>> Start Dataset records
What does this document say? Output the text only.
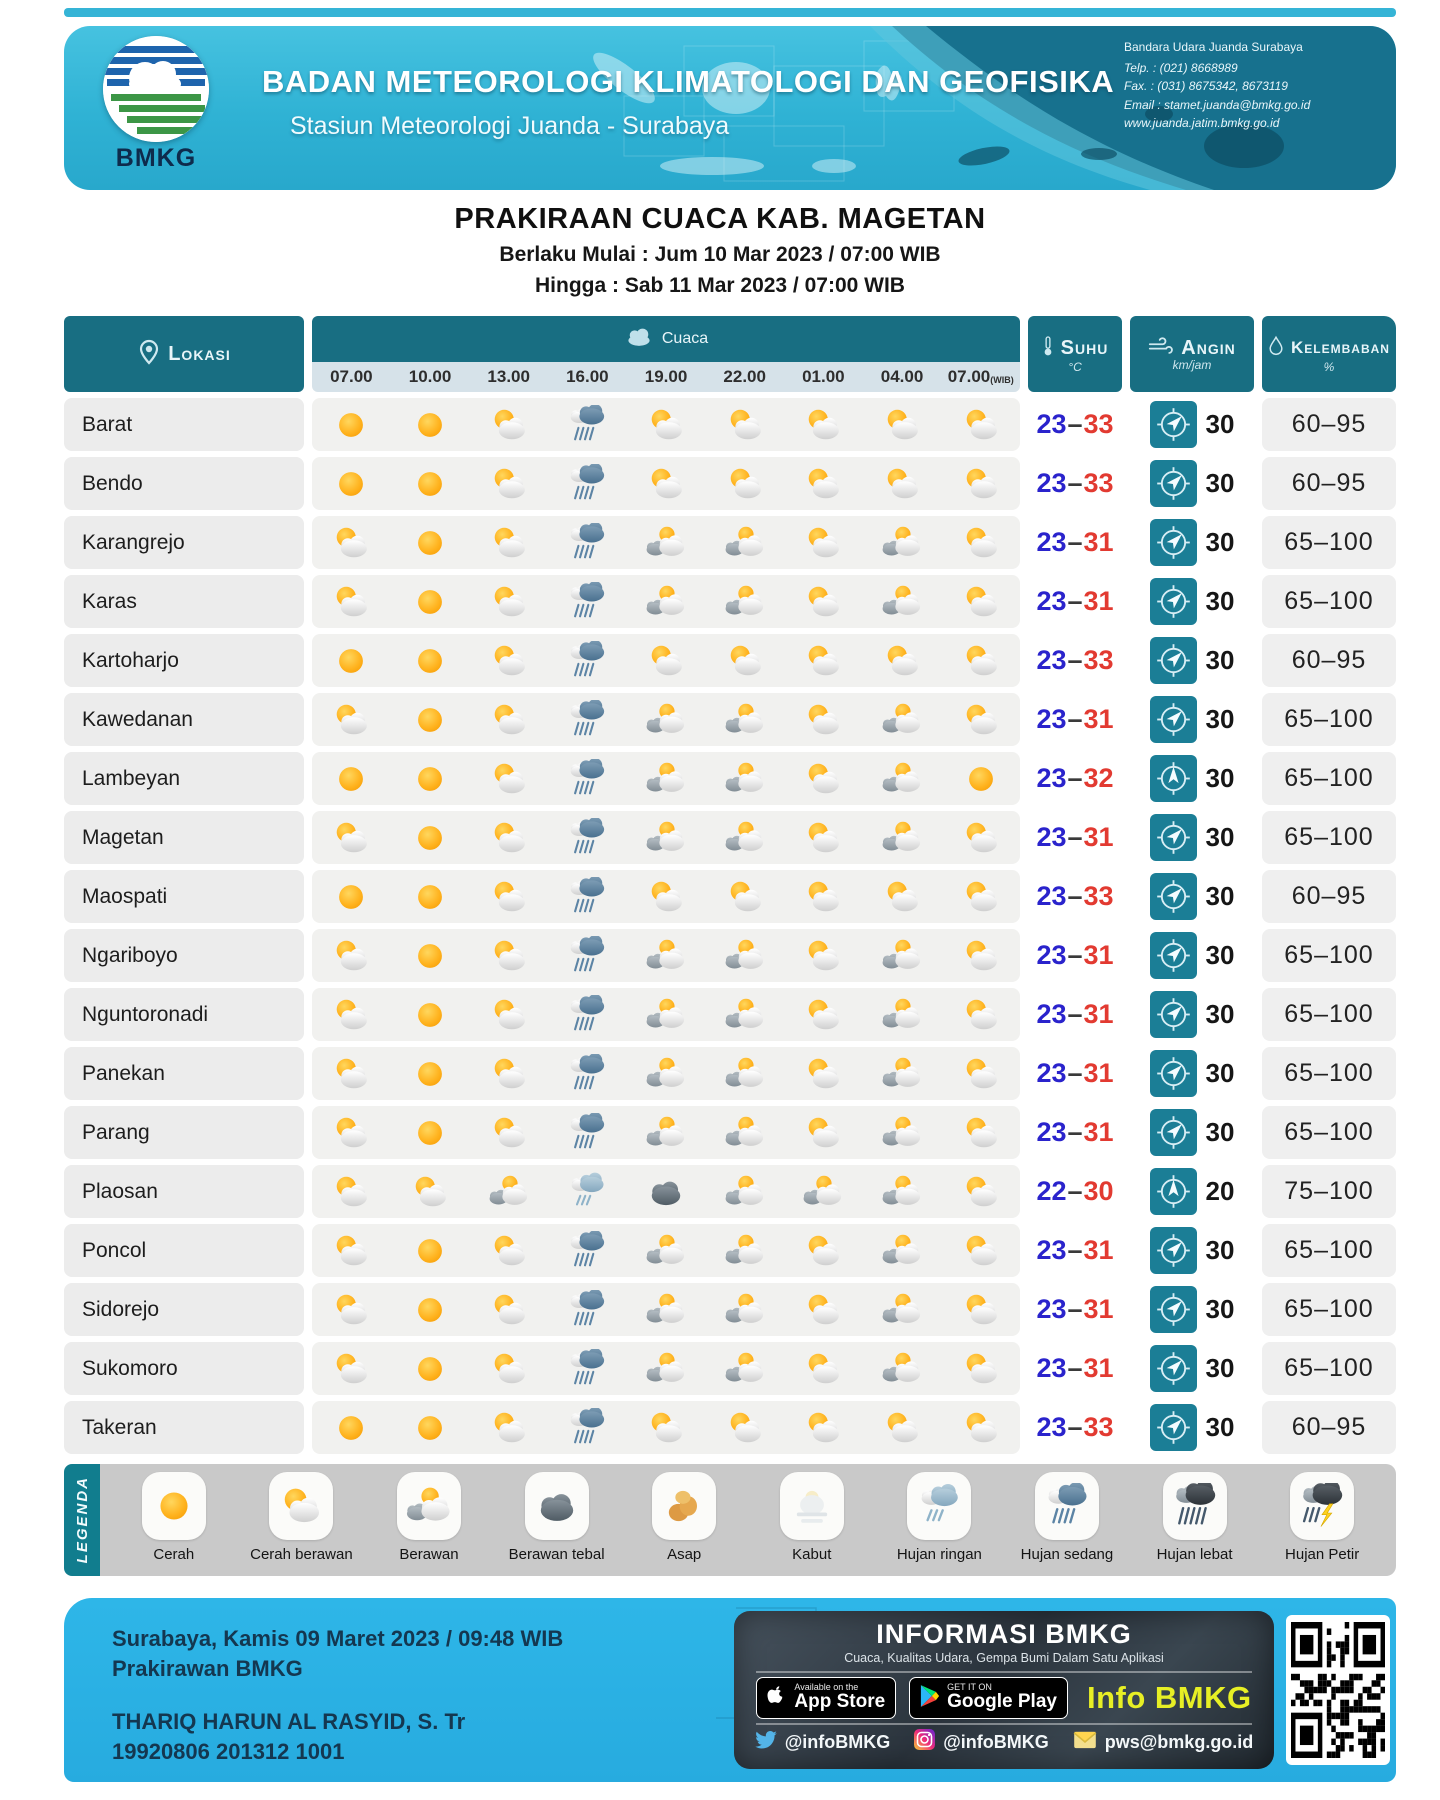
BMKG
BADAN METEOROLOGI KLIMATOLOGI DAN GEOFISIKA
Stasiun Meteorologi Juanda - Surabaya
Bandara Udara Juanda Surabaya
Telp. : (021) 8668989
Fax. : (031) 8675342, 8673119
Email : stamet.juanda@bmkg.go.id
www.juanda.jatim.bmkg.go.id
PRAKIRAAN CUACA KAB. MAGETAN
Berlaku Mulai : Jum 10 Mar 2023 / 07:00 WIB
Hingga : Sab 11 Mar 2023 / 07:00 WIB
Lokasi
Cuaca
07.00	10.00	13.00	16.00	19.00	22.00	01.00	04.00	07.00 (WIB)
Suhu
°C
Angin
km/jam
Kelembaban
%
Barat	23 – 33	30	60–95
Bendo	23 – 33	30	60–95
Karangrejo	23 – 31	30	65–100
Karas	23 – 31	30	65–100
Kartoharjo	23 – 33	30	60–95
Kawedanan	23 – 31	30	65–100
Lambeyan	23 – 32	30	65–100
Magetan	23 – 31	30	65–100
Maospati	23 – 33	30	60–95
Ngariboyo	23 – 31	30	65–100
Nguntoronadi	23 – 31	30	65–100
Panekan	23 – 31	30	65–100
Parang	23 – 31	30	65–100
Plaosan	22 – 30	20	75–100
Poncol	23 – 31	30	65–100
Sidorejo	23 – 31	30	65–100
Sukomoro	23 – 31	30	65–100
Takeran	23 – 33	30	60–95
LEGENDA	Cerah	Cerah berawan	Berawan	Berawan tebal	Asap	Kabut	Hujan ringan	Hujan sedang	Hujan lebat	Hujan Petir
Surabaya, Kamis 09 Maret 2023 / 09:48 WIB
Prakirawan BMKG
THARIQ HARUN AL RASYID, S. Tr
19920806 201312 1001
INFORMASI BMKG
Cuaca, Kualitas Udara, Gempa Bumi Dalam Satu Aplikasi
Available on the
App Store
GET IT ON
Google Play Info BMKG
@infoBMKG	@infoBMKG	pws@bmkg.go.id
>> End Dataset records
Set exercise: Restate each entry word for word, please, but drop any images it holds.

Output for this task:
What does this document say? Output the text only.
BMKG
BADAN METEOROLOGI KLIMATOLOGI DAN GEOFISIKA
Stasiun Meteorologi Juanda - Surabaya
Bandara Udara Juanda Surabaya
Telp. : (021) 8668989
Fax. : (031) 8675342, 8673119
Email : stamet.juanda@bmkg.go.id
www.juanda.jatim.bmkg.go.id
PRAKIRAAN CUACA KAB. MAGETAN
Berlaku Mulai : Jum 10 Mar 2023 / 07:00 WIB
Hingga : Sab 11 Mar 2023 / 07:00 WIB
Lokasi
Cuaca
07.00	10.00	13.00	16.00	19.00	22.00	01.00	04.00	07.00 (WIB)
Suhu
°C
Angin
km/jam
Kelembaban
%
Barat	23 – 33	30	60–95
Bendo	23 – 33	30	60–95
Karangrejo	23 – 31	30	65–100
Karas	23 – 31	30	65–100
Kartoharjo	23 – 33	30	60–95
Kawedanan	23 – 31	30	65–100
Lambeyan	23 – 32	30	65–100
Magetan	23 – 31	30	65–100
Maospati	23 – 33	30	60–95
Ngariboyo	23 – 31	30	65–100
Nguntoronadi	23 – 31	30	65–100
Panekan	23 – 31	30	65–100
Parang	23 – 31	30	65–100
Plaosan	22 – 30	20	75–100
Poncol	23 – 31	30	65–100
Sidorejo	23 – 31	30	65–100
Sukomoro	23 – 31	30	65–100
Takeran	23 – 33	30	60–95
LEGENDA	Cerah	Cerah berawan	Berawan	Berawan tebal	Asap	Kabut	Hujan ringan	Hujan sedang	Hujan lebat	Hujan Petir
Surabaya, Kamis 09 Maret 2023 / 09:48 WIB
Prakirawan BMKG
THARIQ HARUN AL RASYID, S. Tr
19920806 201312 1001
INFORMASI BMKG
Cuaca, Kualitas Udara, Gempa Bumi Dalam Satu Aplikasi
Available on the
App Store
GET IT ON
Google Play Info BMKG
@infoBMKG	@infoBMKG	pws@bmkg.go.id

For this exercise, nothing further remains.